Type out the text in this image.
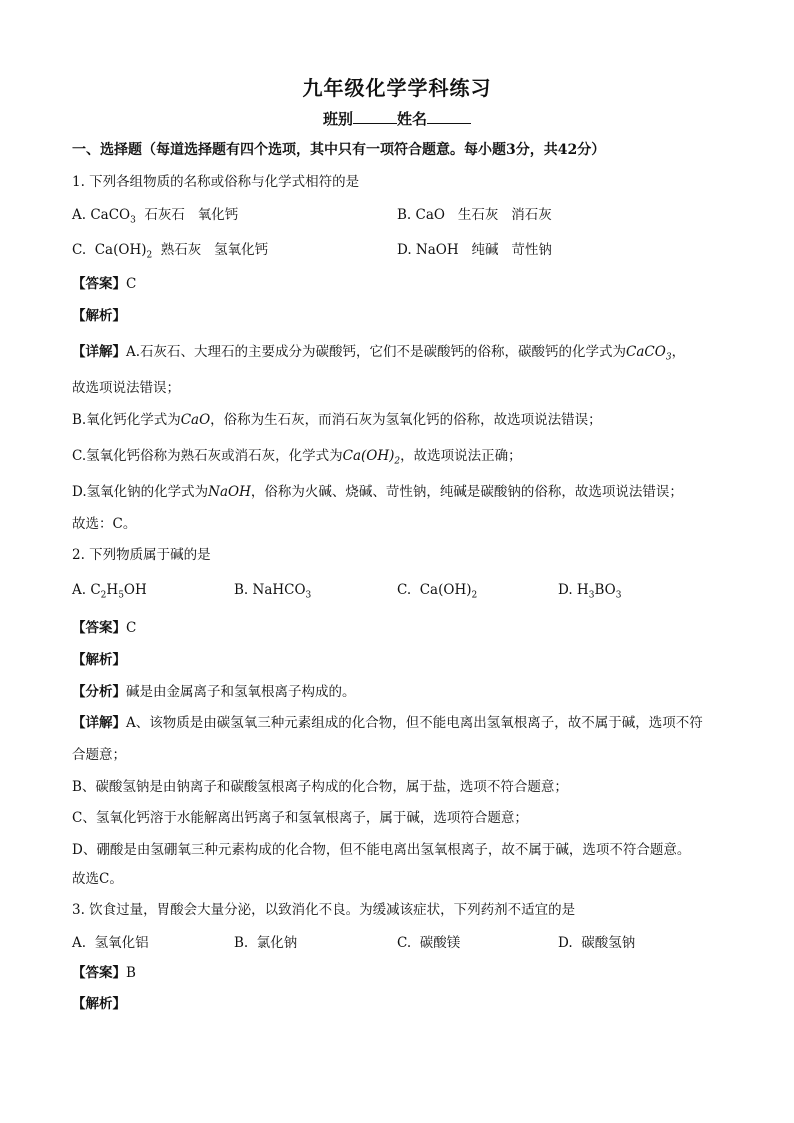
九年级化学学科练习
班别	姓名
一、选择题（每道选择题有四个选项，其中只有一项符合题意。每小题3分，共42分）
1. 下列各组物质的名称或俗称与化学式相符的是
A. CaCO$_3$  石灰石   氧化钙	B. CaO   生石灰   消石灰
C.  $Ca(OH)_2$  熟石灰   氢氧化钙	D. NaOH   纯碱   苛性钠
【答案】C
【解析】
【详解】A.石灰石、大理石的主要成分为碳酸钙，它们不是碳酸钙的俗称，碳酸钙的化学式为CaCO$_3$，
故选项说法错误；
B.氧化钙化学式为CaO，俗称为生石灰，而消石灰为氢氧化钙的俗称，故选项说法错误；
C.氢氧化钙俗称为熟石灰或消石灰，化学式为$Ca(OH)_2$，故选项说法正确；
D.氢氧化钠的化学式为NaOH，俗称为火碱、烧碱、苛性钠，纯碱是碳酸钠的俗称，故选项说法错误；
故选：C。
2. 下列物质属于碱的是
A. $C_2H_5OH$	B. NaHCO$_3$	C.  $Ca(OH)_2$	D. $H_3BO_3$
【答案】C
【解析】
【分析】碱是由金属离子和氢氧根离子构成的。
【详解】A、该物质是由碳氢氧三种元素组成的化合物，但不能电离出氢氧根离子，故不属于碱，选项不符
合题意；
B、碳酸氢钠是由钠离子和碳酸氢根离子构成的化合物，属于盐，选项不符合题意；
C、氢氧化钙溶于水能解离出钙离子和氢氧根离子，属于碱，选项符合题意；
D、硼酸是由氢硼氧三种元素构成的化合物，但不能电离出氢氧根离子，故不属于碱，选项不符合题意。
故选C。
3. 饮食过量，胃酸会大量分泌，以致消化不良。为缓减该症状，下列药剂不适宜的是
A.  氢氧化铝	B.  氯化钠	C.  碳酸镁	D.  碳酸氢钠
【答案】B
【解析】
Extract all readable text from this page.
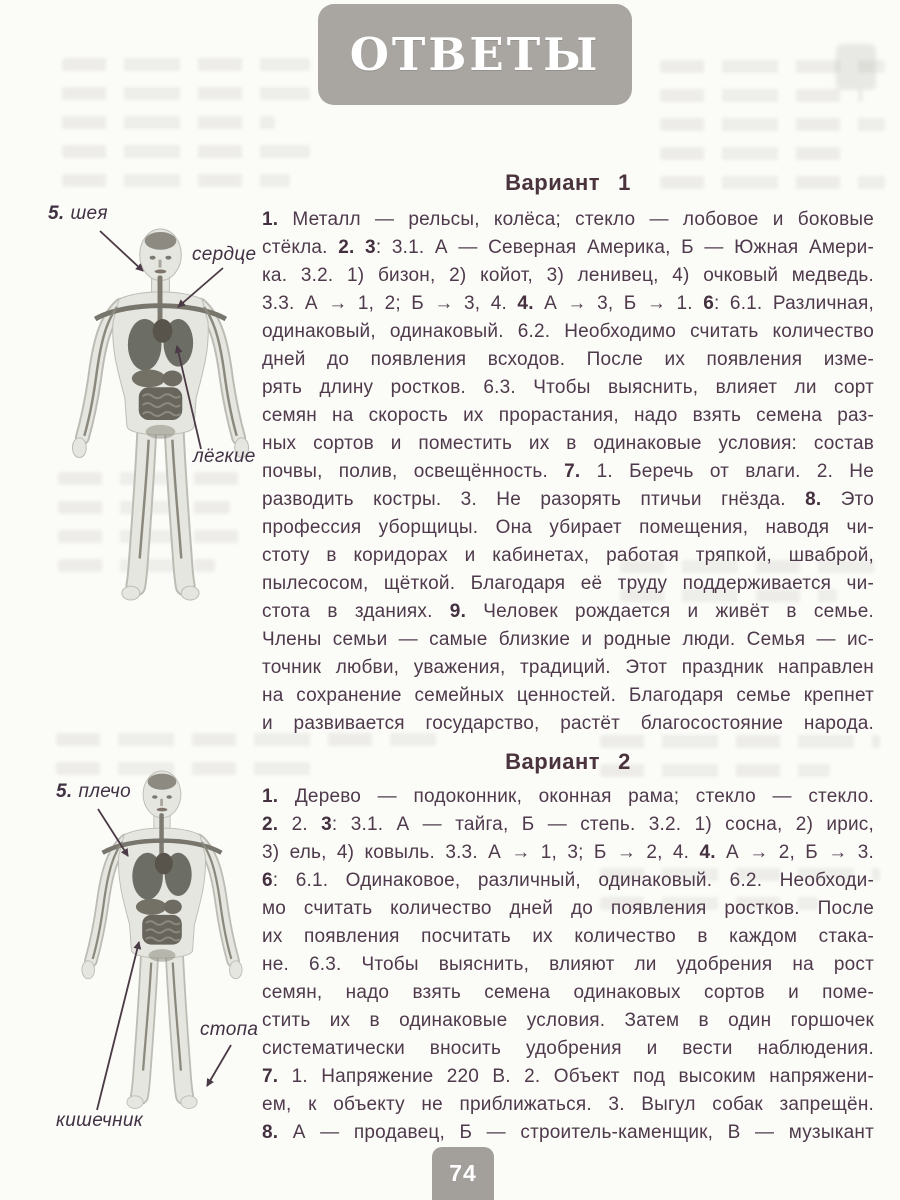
ОТВЕТЫ
Вариант 1
1. Металл — рельсы, колёса; стекло — лобовое и боковые
стёкла. 2. 3: 3.1. А — Северная Америка, Б — Южная Амери-
ка. 3.2. 1) бизон, 2) койот, 3) ленивец, 4) очковый медведь.
3.3. А → 1, 2; Б → 3, 4. 4. А → 3, Б → 1. 6: 6.1. Различная,
одинаковый, одинаковый. 6.2. Необходимо считать количество
дней до появления всходов. После их появления изме-
рять длину ростков. 6.3. Чтобы выяснить, влияет ли сорт
семян на скорость их прорастания, надо взять семена раз-
ных сортов и поместить их в одинаковые условия: состав
почвы, полив, освещённость. 7. 1. Беречь от влаги. 2. Не
разводить костры. 3. Не разорять птичьи гнёзда. 8. Это
профессия уборщицы. Она убирает помещения, наводя чи-
стоту в коридорах и кабинетах, работая тряпкой, шваброй,
пылесосом, щёткой. Благодаря её труду поддерживается чи-
стота в зданиях. 9. Человек рождается и живёт в семье.
Члены семьи — самые близкие и родные люди. Семья — ис-
точник любви, уважения, традиций. Этот праздник направлен
на сохранение семейных ценностей. Благодаря семье крепнет
и развивается государство, растёт благосостояние народа.
Вариант 2
1. Дерево — подоконник, оконная рама; стекло — стекло.
2. 2. 3: 3.1. А — тайга, Б — степь. 3.2. 1) сосна, 2) ирис,
3) ель, 4) ковыль. 3.3. А → 1, 3; Б → 2, 4. 4. А → 2, Б → 3.
6: 6.1. Одинаковое, различный, одинаковый. 6.2. Необходи-
мо считать количество дней до появления ростков. После
их появления посчитать их количество в каждом стака-
не. 6.3. Чтобы выяснить, влияют ли удобрения на рост
семян, надо взять семена одинаковых сортов и поме-
стить их в одинаковые условия. Затем в один горшочек
систематически вносить удобрения и вести наблюдения.
7. 1. Напряжение 220 В. 2. Объект под высоким напряжени-
ем, к объекту не приближаться. 3. Выгул собак запрещён.
8. А — продавец, Б — строитель-каменщик, В — музыкант
5. шея
сердце
лёгкие
5. плечо
стопа
кишечник
74
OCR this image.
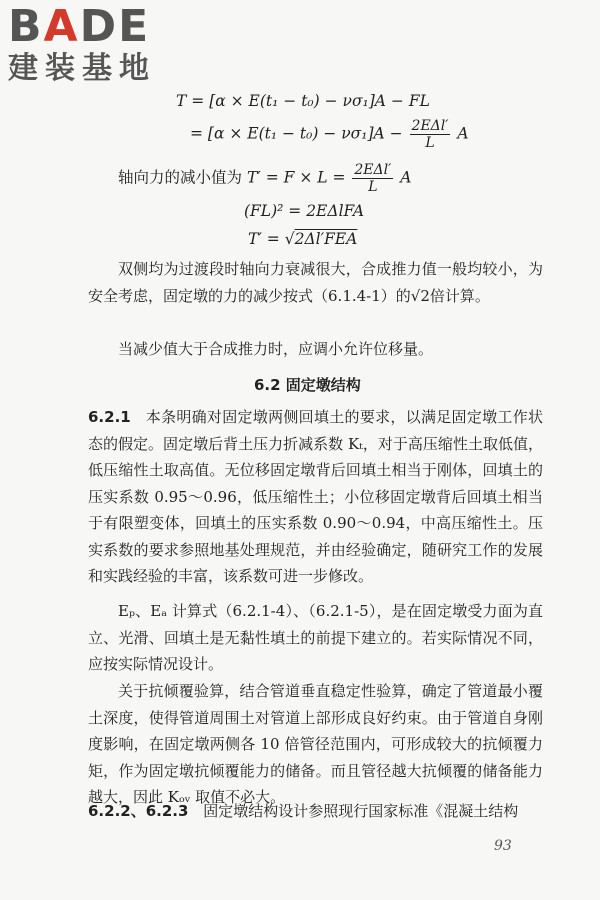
BADE
建装基地
T = [α × E(t₁ − t₀) − νσ₁]A − FL
= $[\alpha \times E(t_1 - t_0) - \nu\sigma_1]A - \frac{\text{2EΔl′}}{L}$ A
轴向力的减小值为 $T' = F \times L = \frac{\text{2EΔl′}}{L}$ A
(FL)² = 2EΔlFA
T′ = √2Δl′FEA

双侧均为过渡段时轴向力衰减很大，合成推力值一般均较小，为安全考虑，固定墩的力的减少按式（6.1.4-1）的√2倍计算。

当减少值大于合成推力时，应调小允许位移量。

6.2 固定墩结构

6.2.1 本条明确对固定墩两侧回填土的要求，以满足固定墩工作状态的假定。固定墩后背土压力折减系数 Kₜ，对于高压缩性土取低值，低压缩性土取高值。无位移固定墩背后回填土相当于刚体，回填土的压实系数 0.95～0.96，低压缩性土；小位移固定墩背后回填土相当于有限塑变体，回填土的压实系数 0.90～0.94，中高压缩性土。压实系数的要求参照地基处理规范，并由经验确定，随研究工作的发展和实践经验的丰富，该系数可进一步修改。

Eₚ、Eₐ 计算式（6.2.1-4）、（6.2.1-5），是在固定墩受力面为直立、光滑、回填土是无黏性填土的前提下建立的。若实际情况不同，应按实际情况设计。

关于抗倾覆验算，结合管道垂直稳定性验算，确定了管道最小覆土深度，使得管道周围土对管道上部形成良好约束。由于管道自身刚度影响，在固定墩两侧各 10 倍管径范围内，可形成较大的抗倾覆力矩，作为固定墩抗倾覆能力的储备。而且管径越大抗倾覆的储备能力越大，因此 Kₒᵥ 取值不必大。

6.2.2、6.2.3 固定墩结构设计参照现行国家标准《混凝土结构

93
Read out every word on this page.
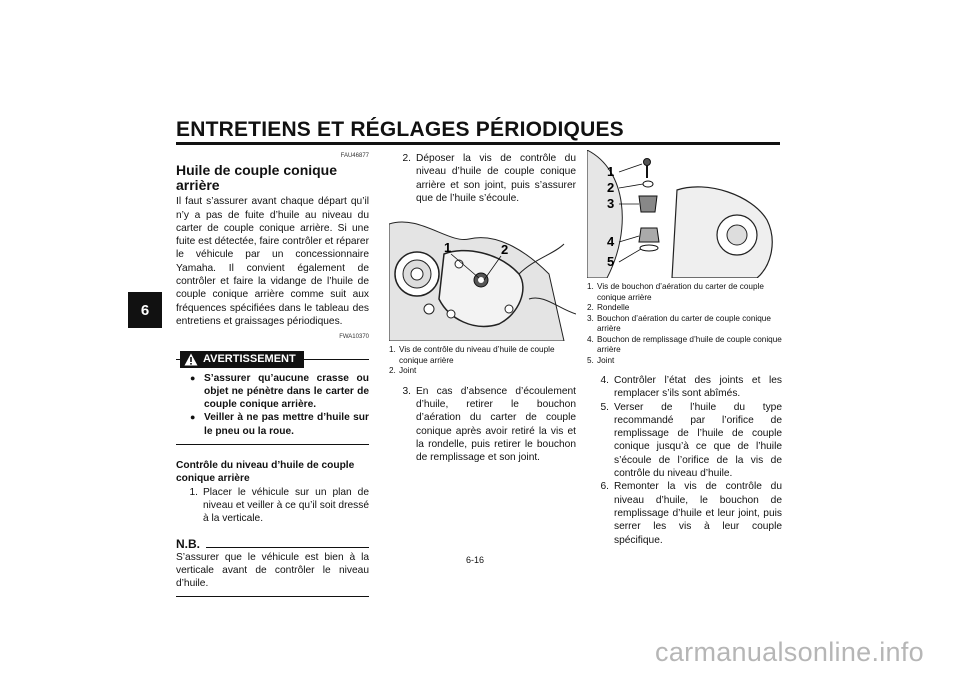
ENTRETIENS ET RÉGLAGES PÉRIODIQUES
6
FAU46877
Huile de couple conique arrière

Il faut s’assurer avant chaque départ qu’il n’y a pas de fuite d’huile au niveau du carter de couple conique arrière. Si une fuite est détectée, faire contrôler et réparer le véhicule par un concessionnaire Yamaha. Il convient également de contrôler et faire la vidange de l’huile de couple conique arrière comme suit aux fréquences spécifiées dans le tableau des entretiens et graissages périodiques.

FWA10370
AVERTISSEMENT
● S’assurer qu’aucune crasse ou objet ne pénètre dans le carter de couple conique arrière.
● Veiller à ne pas mettre d’huile sur le pneu ou la roue.
Contrôle du niveau d’huile de couple conique arrière
1. Placer le véhicule sur un plan de niveau et veiller à ce qu’il soit dressé à la verticale.
N.B.

S’assurer que le véhicule est bien à la verticale avant de contrôler le niveau d’huile.

2. Déposer la vis de contrôle du niveau d’huile de couple conique arrière et son joint, puis s’assurer que de l’huile s’écoule.
1	2
1. Vis de contrôle du niveau d’huile de couple conique arrière
2. Joint
3. En cas d’absence d’écoulement d’huile, retirer le bouchon d’aération du carter de couple conique après avoir retiré la vis et la rondelle, puis retirer le bouchon de remplissage et son joint.
1
2
3
4
5
1. Vis de bouchon d’aération du carter de couple conique arrière
2. Rondelle
3. Bouchon d’aération du carter de couple conique arrière
4. Bouchon de remplissage d’huile de couple conique arrière
5. Joint
4. Contrôler l’état des joints et les remplacer s’ils sont abîmés.
5. Verser de l’huile du type recommandé par l’orifice de remplissage de l’huile de couple conique jusqu’à ce que de l’huile s’écoule de l’orifice de la vis de contrôle du niveau d’huile.
6. Remonter la vis de contrôle du niveau d’huile, le bouchon de remplissage d’huile et leur joint, puis serrer les vis à leur couple spécifique.
6-16
carmanualsonline.info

-*-

Repeat the records above exactly, leaving out the pictures.

- Exercise response -
Type out the text in this image.
九年级化学学科练习
班别	姓名
一、选择题（每道选择题有四个选项，其中只有一项符合题意。每小题3分，共42分）
1. 下列各组物质的名称或俗称与化学式相符的是
A. CaCO$_3$  石灰石   氧化钙	B. CaO   生石灰   消石灰
C.  $Ca(OH)_2$  熟石灰   氢氧化钙	D. NaOH   纯碱   苛性钠
【答案】C
【解析】
【详解】A.石灰石、大理石的主要成分为碳酸钙，它们不是碳酸钙的俗称，碳酸钙的化学式为CaCO$_3$，
故选项说法错误；
B.氧化钙化学式为CaO，俗称为生石灰，而消石灰为氢氧化钙的俗称，故选项说法错误；
C.氢氧化钙俗称为熟石灰或消石灰，化学式为$Ca(OH)_2$，故选项说法正确；
D.氢氧化钠的化学式为NaOH，俗称为火碱、烧碱、苛性钠，纯碱是碳酸钠的俗称，故选项说法错误；
故选：C。
2. 下列物质属于碱的是
A. $C_2H_5OH$	B. NaHCO$_3$	C.  $Ca(OH)_2$	D. $H_3BO_3$
【答案】C
【解析】
【分析】碱是由金属离子和氢氧根离子构成的。
【详解】A、该物质是由碳氢氧三种元素组成的化合物，但不能电离出氢氧根离子，故不属于碱，选项不符
合题意；
B、碳酸氢钠是由钠离子和碳酸氢根离子构成的化合物，属于盐，选项不符合题意；
C、氢氧化钙溶于水能解离出钙离子和氢氧根离子，属于碱，选项符合题意；
D、硼酸是由氢硼氧三种元素构成的化合物，但不能电离出氢氧根离子，故不属于碱，选项不符合题意。
故选C。
3. 饮食过量，胃酸会大量分泌，以致消化不良。为缓减该症状，下列药剂不适宜的是
A.  氢氧化铝	B.  氯化钠	C.  碳酸镁	D.  碳酸氢钠
【答案】B
【解析】
Extract all readable text from this page.
ОТВЕТЫ
Вариант 1
1. Металл — рельсы, колёса; стекло — лобовое и боковые
стёкла. 2. 3: 3.1. А — Северная Америка, Б — Южная Амери-
ка. 3.2. 1) бизон, 2) койот, 3) ленивец, 4) очковый медведь.
3.3. А → 1, 2; Б → 3, 4. 4. А → 3, Б → 1. 6: 6.1. Различная,
одинаковый, одинаковый. 6.2. Необходимо считать количество
дней до появления всходов. После их появления изме-
рять длину ростков. 6.3. Чтобы выяснить, влияет ли сорт
семян на скорость их прорастания, надо взять семена раз-
ных сортов и поместить их в одинаковые условия: состав
почвы, полив, освещённость. 7. 1. Беречь от влаги. 2. Не
разводить костры. 3. Не разорять птичьи гнёзда. 8. Это
профессия уборщицы. Она убирает помещения, наводя чи-
стоту в коридорах и кабинетах, работая тряпкой, шваброй,
пылесосом, щёткой. Благодаря её труду поддерживается чи-
стота в зданиях. 9. Человек рождается и живёт в семье.
Члены семьи — самые близкие и родные люди. Семья — ис-
точник любви, уважения, традиций. Этот праздник направлен
на сохранение семейных ценностей. Благодаря семье крепнет
и развивается государство, растёт благосостояние народа.
Вариант 2
1. Дерево — подоконник, оконная рама; стекло — стекло.
2. 2. 3: 3.1. А — тайга, Б — степь. 3.2. 1) сосна, 2) ирис,
3) ель, 4) ковыль. 3.3. А → 1, 3; Б → 2, 4. 4. А → 2, Б → 3.
6: 6.1. Одинаковое, различный, одинаковый. 6.2. Необходи-
мо считать количество дней до появления ростков. После
их появления посчитать их количество в каждом стака-
не. 6.3. Чтобы выяснить, влияют ли удобрения на рост
семян, надо взять семена одинаковых сортов и поме-
стить их в одинаковые условия. Затем в один горшочек
систематически вносить удобрения и вести наблюдения.
7. 1. Напряжение 220 В. 2. Объект под высоким напряжени-
ем, к объекту не приближаться. 3. Выгул собак запрещён.
8. А — продавец, Б — строитель-каменщик, В — музыкант
5. шея
сердце
лёгкие
5. плечо
стопа
кишечник
74
OCR this image.
BADE
建装基地
T = [α × E(t₁ − t₀) − νσ₁]A − FL
= $[\alpha \times E(t_1 - t_0) - \nu\sigma_1]A - \frac{\text{2EΔl′}}{L}$ A
轴向力的减小值为 $T' = F \times L = \frac{\text{2EΔl′}}{L}$ A
(FL)² = 2EΔlFA
T′ = √2Δl′FEA

双侧均为过渡段时轴向力衰减很大，合成推力值一般均较小，为安全考虑，固定墩的力的减少按式（6.1.4-1）的√2倍计算。

当减少值大于合成推力时，应调小允许位移量。

6.2 固定墩结构

6.2.1 本条明确对固定墩两侧回填土的要求，以满足固定墩工作状态的假定。固定墩后背土压力折减系数 Kₜ，对于高压缩性土取低值，低压缩性土取高值。无位移固定墩背后回填土相当于刚体，回填土的压实系数 0.95～0.96，低压缩性土；小位移固定墩背后回填土相当于有限塑变体，回填土的压实系数 0.90～0.94，中高压缩性土。压实系数的要求参照地基处理规范，并由经验确定，随研究工作的发展和实践经验的丰富，该系数可进一步修改。

Eₚ、Eₐ 计算式（6.2.1-4）、（6.2.1-5），是在固定墩受力面为直立、光滑、回填土是无黏性填土的前提下建立的。若实际情况不同，应按实际情况设计。

关于抗倾覆验算，结合管道垂直稳定性验算，确定了管道最小覆土深度，使得管道周围土对管道上部形成良好约束。由于管道自身刚度影响，在固定墩两侧各 10 倍管径范围内，可形成较大的抗倾覆力矩，作为固定墩抗倾覆能力的储备。而且管径越大抗倾覆的储备能力越大，因此 Kₒᵥ 取值不必大。

6.2.2、6.2.3 固定墩结构设计参照现行国家标准《混凝土结构

93
Read out every word on this page.
ENTRETIENS ET RÉGLAGES PÉRIODIQUES
6
FAU46877
Huile de couple conique arrière

Il faut s’assurer avant chaque départ qu’il n’y a pas de fuite d’huile au niveau du carter de couple conique arrière. Si une fuite est détectée, faire contrôler et réparer le véhicule par un concessionnaire Yamaha. Il convient également de contrôler et faire la vidange de l’huile de couple conique arrière comme suit aux fréquences spécifiées dans le tableau des entretiens et graissages périodiques.

FWA10370
AVERTISSEMENT
● S’assurer qu’aucune crasse ou objet ne pénètre dans le carter de couple conique arrière.
● Veiller à ne pas mettre d’huile sur le pneu ou la roue.
Contrôle du niveau d’huile de couple conique arrière
1. Placer le véhicule sur un plan de niveau et veiller à ce qu’il soit dressé à la verticale.
N.B.

S’assurer que le véhicule est bien à la verticale avant de contrôler le niveau d’huile.

2. Déposer la vis de contrôle du niveau d’huile de couple conique arrière et son joint, puis s’assurer que de l’huile s’écoule.
1	2
1. Vis de contrôle du niveau d’huile de couple conique arrière
2. Joint
3. En cas d’absence d’écoulement d’huile, retirer le bouchon d’aération du carter de couple conique après avoir retiré la vis et la rondelle, puis retirer le bouchon de remplissage et son joint.
1
2
3
4
5
1. Vis de bouchon d’aération du carter de couple conique arrière
2. Rondelle
3. Bouchon d’aération du carter de couple conique arrière
4. Bouchon de remplissage d’huile de couple conique arrière
5. Joint
4. Contrôler l’état des joints et les remplacer s’ils sont abîmés.
5. Verser de l’huile du type recommandé par l’orifice de remplissage de l’huile de couple conique jusqu’à ce que de l’huile s’écoule de l’orifice de la vis de contrôle du niveau d’huile.
6. Remonter la vis de contrôle du niveau d’huile, le bouchon de remplissage d’huile et leur joint, puis serrer les vis à leur couple spécifique.
6-16
carmanualsonline.info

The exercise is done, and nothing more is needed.